◆ Task requirements
In the entries that follow, how many lines hold the string "this"? Give only that number.

◆ Listed records
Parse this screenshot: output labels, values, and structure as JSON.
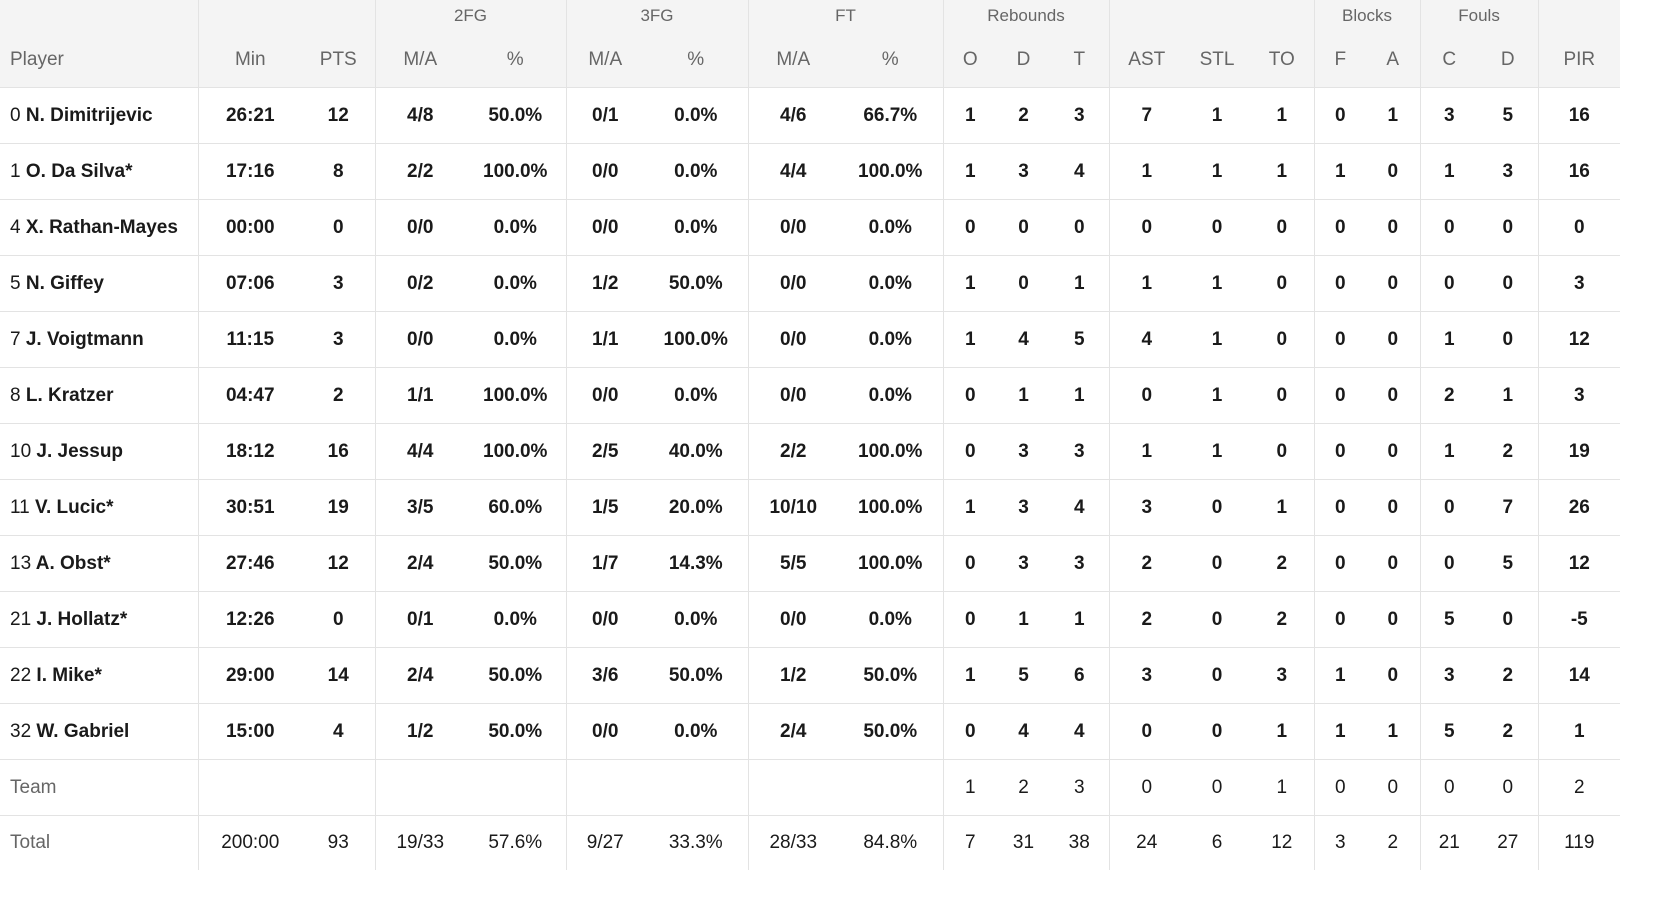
{
  "headers": {
    "groups": {
      "fg2": "2FG",
      "fg3": "3FG",
      "ft": "FT",
      "rebounds": "Rebounds",
      "blocks": "Blocks",
      "fouls": "Fouls"
    },
    "columns": {
      "player": "Player",
      "min": "Min",
      "pts": "PTS",
      "fg2_ma": "M/A",
      "fg2_pct": "%",
      "fg3_ma": "M/A",
      "fg3_pct": "%",
      "ft_ma": "M/A",
      "ft_pct": "%",
      "reb_o": "O",
      "reb_d": "D",
      "reb_t": "T",
      "ast": "AST",
      "stl": "STL",
      "to": "TO",
      "blk_f": "F",
      "blk_a": "A",
      "foul_c": "C",
      "foul_d": "D",
      "pir": "PIR"
    }
  },
  "players": [
    {
      "num": "0",
      "name": "N. Dimitrijevic",
      "min": "26:21",
      "pts": "12",
      "fg2_ma": "4/8",
      "fg2_pct": "50.0%",
      "fg3_ma": "0/1",
      "fg3_pct": "0.0%",
      "ft_ma": "4/6",
      "ft_pct": "66.7%",
      "reb_o": "1",
      "reb_d": "2",
      "reb_t": "3",
      "ast": "7",
      "stl": "1",
      "to": "1",
      "blk_f": "0",
      "blk_a": "1",
      "foul_c": "3",
      "foul_d": "5",
      "pir": "16"
    },
    {
      "num": "1",
      "name": "O. Da Silva*",
      "min": "17:16",
      "pts": "8",
      "fg2_ma": "2/2",
      "fg2_pct": "100.0%",
      "fg3_ma": "0/0",
      "fg3_pct": "0.0%",
      "ft_ma": "4/4",
      "ft_pct": "100.0%",
      "reb_o": "1",
      "reb_d": "3",
      "reb_t": "4",
      "ast": "1",
      "stl": "1",
      "to": "1",
      "blk_f": "1",
      "blk_a": "0",
      "foul_c": "1",
      "foul_d": "3",
      "pir": "16"
    },
    {
      "num": "4",
      "name": "X. Rathan-Mayes",
      "min": "00:00",
      "pts": "0",
      "fg2_ma": "0/0",
      "fg2_pct": "0.0%",
      "fg3_ma": "0/0",
      "fg3_pct": "0.0%",
      "ft_ma": "0/0",
      "ft_pct": "0.0%",
      "reb_o": "0",
      "reb_d": "0",
      "reb_t": "0",
      "ast": "0",
      "stl": "0",
      "to": "0",
      "blk_f": "0",
      "blk_a": "0",
      "foul_c": "0",
      "foul_d": "0",
      "pir": "0"
    },
    {
      "num": "5",
      "name": "N. Giffey",
      "min": "07:06",
      "pts": "3",
      "fg2_ma": "0/2",
      "fg2_pct": "0.0%",
      "fg3_ma": "1/2",
      "fg3_pct": "50.0%",
      "ft_ma": "0/0",
      "ft_pct": "0.0%",
      "reb_o": "1",
      "reb_d": "0",
      "reb_t": "1",
      "ast": "1",
      "stl": "1",
      "to": "0",
      "blk_f": "0",
      "blk_a": "0",
      "foul_c": "0",
      "foul_d": "0",
      "pir": "3"
    },
    {
      "num": "7",
      "name": "J. Voigtmann",
      "min": "11:15",
      "pts": "3",
      "fg2_ma": "0/0",
      "fg2_pct": "0.0%",
      "fg3_ma": "1/1",
      "fg3_pct": "100.0%",
      "ft_ma": "0/0",
      "ft_pct": "0.0%",
      "reb_o": "1",
      "reb_d": "4",
      "reb_t": "5",
      "ast": "4",
      "stl": "1",
      "to": "0",
      "blk_f": "0",
      "blk_a": "0",
      "foul_c": "1",
      "foul_d": "0",
      "pir": "12"
    },
    {
      "num": "8",
      "name": "L. Kratzer",
      "min": "04:47",
      "pts": "2",
      "fg2_ma": "1/1",
      "fg2_pct": "100.0%",
      "fg3_ma": "0/0",
      "fg3_pct": "0.0%",
      "ft_ma": "0/0",
      "ft_pct": "0.0%",
      "reb_o": "0",
      "reb_d": "1",
      "reb_t": "1",
      "ast": "0",
      "stl": "1",
      "to": "0",
      "blk_f": "0",
      "blk_a": "0",
      "foul_c": "2",
      "foul_d": "1",
      "pir": "3"
    },
    {
      "num": "10",
      "name": "J. Jessup",
      "min": "18:12",
      "pts": "16",
      "fg2_ma": "4/4",
      "fg2_pct": "100.0%",
      "fg3_ma": "2/5",
      "fg3_pct": "40.0%",
      "ft_ma": "2/2",
      "ft_pct": "100.0%",
      "reb_o": "0",
      "reb_d": "3",
      "reb_t": "3",
      "ast": "1",
      "stl": "1",
      "to": "0",
      "blk_f": "0",
      "blk_a": "0",
      "foul_c": "1",
      "foul_d": "2",
      "pir": "19"
    },
    {
      "num": "11",
      "name": "V. Lucic*",
      "min": "30:51",
      "pts": "19",
      "fg2_ma": "3/5",
      "fg2_pct": "60.0%",
      "fg3_ma": "1/5",
      "fg3_pct": "20.0%",
      "ft_ma": "10/10",
      "ft_pct": "100.0%",
      "reb_o": "1",
      "reb_d": "3",
      "reb_t": "4",
      "ast": "3",
      "stl": "0",
      "to": "1",
      "blk_f": "0",
      "blk_a": "0",
      "foul_c": "0",
      "foul_d": "7",
      "pir": "26"
    },
    {
      "num": "13",
      "name": "A. Obst*",
      "min": "27:46",
      "pts": "12",
      "fg2_ma": "2/4",
      "fg2_pct": "50.0%",
      "fg3_ma": "1/7",
      "fg3_pct": "14.3%",
      "ft_ma": "5/5",
      "ft_pct": "100.0%",
      "reb_o": "0",
      "reb_d": "3",
      "reb_t": "3",
      "ast": "2",
      "stl": "0",
      "to": "2",
      "blk_f": "0",
      "blk_a": "0",
      "foul_c": "0",
      "foul_d": "5",
      "pir": "12"
    },
    {
      "num": "21",
      "name": "J. Hollatz*",
      "min": "12:26",
      "pts": "0",
      "fg2_ma": "0/1",
      "fg2_pct": "0.0%",
      "fg3_ma": "0/0",
      "fg3_pct": "0.0%",
      "ft_ma": "0/0",
      "ft_pct": "0.0%",
      "reb_o": "0",
      "reb_d": "1",
      "reb_t": "1",
      "ast": "2",
      "stl": "0",
      "to": "2",
      "blk_f": "0",
      "blk_a": "0",
      "foul_c": "5",
      "foul_d": "0",
      "pir": "-5"
    },
    {
      "num": "22",
      "name": "I. Mike*",
      "min": "29:00",
      "pts": "14",
      "fg2_ma": "2/4",
      "fg2_pct": "50.0%",
      "fg3_ma": "3/6",
      "fg3_pct": "50.0%",
      "ft_ma": "1/2",
      "ft_pct": "50.0%",
      "reb_o": "1",
      "reb_d": "5",
      "reb_t": "6",
      "ast": "3",
      "stl": "0",
      "to": "3",
      "blk_f": "1",
      "blk_a": "0",
      "foul_c": "3",
      "foul_d": "2",
      "pir": "14"
    },
    {
      "num": "32",
      "name": "W. Gabriel",
      "min": "15:00",
      "pts": "4",
      "fg2_ma": "1/2",
      "fg2_pct": "50.0%",
      "fg3_ma": "0/0",
      "fg3_pct": "0.0%",
      "ft_ma": "2/4",
      "ft_pct": "50.0%",
      "reb_o": "0",
      "reb_d": "4",
      "reb_t": "4",
      "ast": "0",
      "stl": "0",
      "to": "1",
      "blk_f": "1",
      "blk_a": "1",
      "foul_c": "5",
      "foul_d": "2",
      "pir": "1"
    }
  ],
  "team": {
    "label": "Team",
    "reb_o": "1",
    "reb_d": "2",
    "reb_t": "3",
    "ast": "0",
    "stl": "0",
    "to": "1",
    "blk_f": "0",
    "blk_a": "0",
    "foul_c": "0",
    "foul_d": "0",
    "pir": "2"
  },
  "total": {
    "label": "Total",
    "min": "200:00",
    "pts": "93",
    "fg2_ma": "19/33",
    "fg2_pct": "57.6%",
    "fg3_ma": "9/27",
    "fg3_pct": "33.3%",
    "ft_ma": "28/33",
    "ft_pct": "84.8%",
    "reb_o": "7",
    "reb_d": "31",
    "reb_t": "38",
    "ast": "24",
    "stl": "6",
    "to": "12",
    "blk_f": "3",
    "blk_a": "2",
    "foul_c": "21",
    "foul_d": "27",
    "pir": "119"
  }
}
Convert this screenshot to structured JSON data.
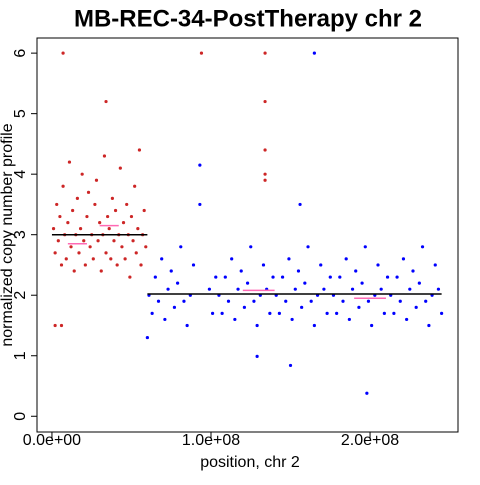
{
  "chart_data": {
    "type": "scatter",
    "title": "MB-REC-34-PostTherapy chr 2",
    "xlabel": "position, chr 2",
    "ylabel": "normalized copy number profile",
    "xlim": [
      -9400000,
      255300000
    ],
    "ylim": [
      -0.26,
      6.25
    ],
    "xticks": [
      {
        "value": 0,
        "label": "0.0e+00"
      },
      {
        "value": 100000000,
        "label": "1.0e+08"
      },
      {
        "value": 200000000,
        "label": "2.0e+08"
      }
    ],
    "yticks": [
      0,
      1,
      2,
      3,
      4,
      5,
      6
    ],
    "series": [
      {
        "color": "#cd2626",
        "x": [
          1000000,
          2000000,
          3000000,
          4000000,
          5000000,
          6000000,
          7000000,
          8000000,
          9000000,
          10000000,
          11000000,
          12000000,
          13000000,
          14000000,
          15000000,
          16000000,
          17000000,
          18000000,
          19000000,
          20000000,
          21000000,
          22000000,
          23000000,
          24000000,
          25000000,
          26000000,
          27000000,
          28000000,
          29000000,
          30000000,
          31000000,
          32000000,
          33000000,
          34000000,
          35000000,
          36000000,
          37000000,
          38000000,
          39000000,
          40000000,
          41000000,
          42000000,
          43000000,
          44000000,
          45000000,
          46000000,
          47000000,
          48000000,
          49000000,
          50000000,
          51000000,
          52000000,
          53000000,
          54000000,
          55000000,
          56000000,
          57000000,
          58000000,
          59000000,
          7000000,
          2000000,
          6000000,
          34000000,
          94000000,
          134000000,
          134000000,
          134000000,
          134000000,
          134000000
        ],
        "values": [
          3.1,
          2.7,
          3.5,
          2.9,
          3.3,
          2.5,
          3.8,
          3.0,
          2.6,
          3.2,
          4.2,
          2.8,
          3.4,
          2.4,
          3.0,
          3.6,
          2.7,
          3.1,
          4.0,
          2.9,
          2.5,
          3.3,
          3.7,
          2.8,
          3.0,
          2.6,
          3.5,
          3.9,
          2.9,
          3.2,
          2.4,
          3.0,
          4.3,
          2.7,
          3.3,
          3.1,
          2.6,
          3.6,
          2.9,
          3.4,
          2.5,
          3.0,
          4.1,
          2.8,
          3.2,
          2.6,
          3.5,
          3.0,
          2.3,
          3.3,
          2.9,
          3.8,
          2.7,
          3.1,
          4.4,
          2.5,
          3.0,
          3.4,
          2.8,
          6,
          1.5,
          1.5,
          5.2,
          6,
          6,
          5.2,
          4.4,
          4.0,
          3.9
        ]
      },
      {
        "color": "#0000ff",
        "x": [
          61000000,
          63000000,
          65000000,
          67000000,
          69000000,
          71000000,
          73000000,
          75000000,
          77000000,
          79000000,
          81000000,
          83000000,
          85000000,
          87000000,
          89000000,
          99000000,
          101000000,
          103000000,
          105000000,
          107000000,
          109000000,
          111000000,
          113000000,
          115000000,
          117000000,
          119000000,
          121000000,
          123000000,
          125000000,
          127000000,
          129000000,
          131000000,
          133000000,
          135000000,
          137000000,
          139000000,
          141000000,
          143000000,
          145000000,
          147000000,
          149000000,
          151000000,
          153000000,
          155000000,
          157000000,
          159000000,
          161000000,
          163000000,
          165000000,
          167000000,
          169000000,
          171000000,
          173000000,
          175000000,
          177000000,
          179000000,
          181000000,
          183000000,
          185000000,
          187000000,
          189000000,
          191000000,
          193000000,
          195000000,
          197000000,
          199000000,
          201000000,
          203000000,
          205000000,
          207000000,
          209000000,
          211000000,
          213000000,
          215000000,
          217000000,
          219000000,
          221000000,
          223000000,
          225000000,
          227000000,
          229000000,
          231000000,
          233000000,
          235000000,
          237000000,
          239000000,
          241000000,
          243000000,
          245000000,
          93000000,
          93000000,
          129000000,
          150000000,
          198000000,
          156000000,
          165000000,
          60000000
        ],
        "values": [
          2.0,
          1.7,
          2.3,
          1.9,
          2.6,
          1.6,
          2.1,
          2.4,
          1.8,
          2.2,
          2.8,
          1.9,
          1.5,
          2.0,
          2.5,
          2.1,
          1.7,
          2.3,
          2.0,
          1.7,
          2.3,
          1.9,
          2.6,
          1.6,
          2.1,
          2.4,
          1.8,
          2.2,
          2.8,
          1.9,
          1.5,
          2.0,
          2.5,
          2.1,
          1.7,
          2.3,
          2.0,
          1.7,
          2.3,
          1.9,
          2.6,
          1.6,
          2.1,
          2.4,
          1.8,
          2.2,
          2.8,
          1.9,
          1.5,
          2.0,
          2.5,
          2.1,
          1.7,
          2.3,
          2.0,
          1.7,
          2.3,
          1.9,
          2.6,
          1.6,
          2.1,
          2.4,
          1.8,
          2.2,
          2.8,
          1.9,
          1.5,
          2.0,
          2.5,
          2.1,
          1.7,
          2.3,
          2.0,
          1.7,
          2.3,
          1.9,
          2.6,
          1.6,
          2.1,
          2.4,
          1.8,
          2.2,
          2.8,
          1.9,
          1.5,
          2.0,
          2.5,
          2.1,
          1.7,
          4.15,
          3.5,
          0.99,
          0.84,
          0.38,
          3.5,
          6,
          1.3
        ]
      }
    ],
    "segments": [
      {
        "color": "#ff69b4",
        "x": [
          10000000,
          22000000
        ],
        "values": [
          2.85,
          2.85
        ]
      },
      {
        "color": "#ff69b4",
        "x": [
          30000000,
          42000000
        ],
        "values": [
          3.15,
          3.15
        ]
      },
      {
        "color": "#ff69b4",
        "x": [
          120000000,
          140000000
        ],
        "values": [
          2.08,
          2.08
        ]
      },
      {
        "color": "#ff69b4",
        "x": [
          190000000,
          210000000
        ],
        "values": [
          1.95,
          1.95
        ]
      },
      {
        "color": "#000000",
        "x": [
          0,
          60000000
        ],
        "values": [
          3.0,
          3.0
        ]
      },
      {
        "color": "#000000",
        "x": [
          60000000,
          245000000
        ],
        "values": [
          2.02,
          2.02
        ]
      }
    ]
  }
}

◆ Task output
2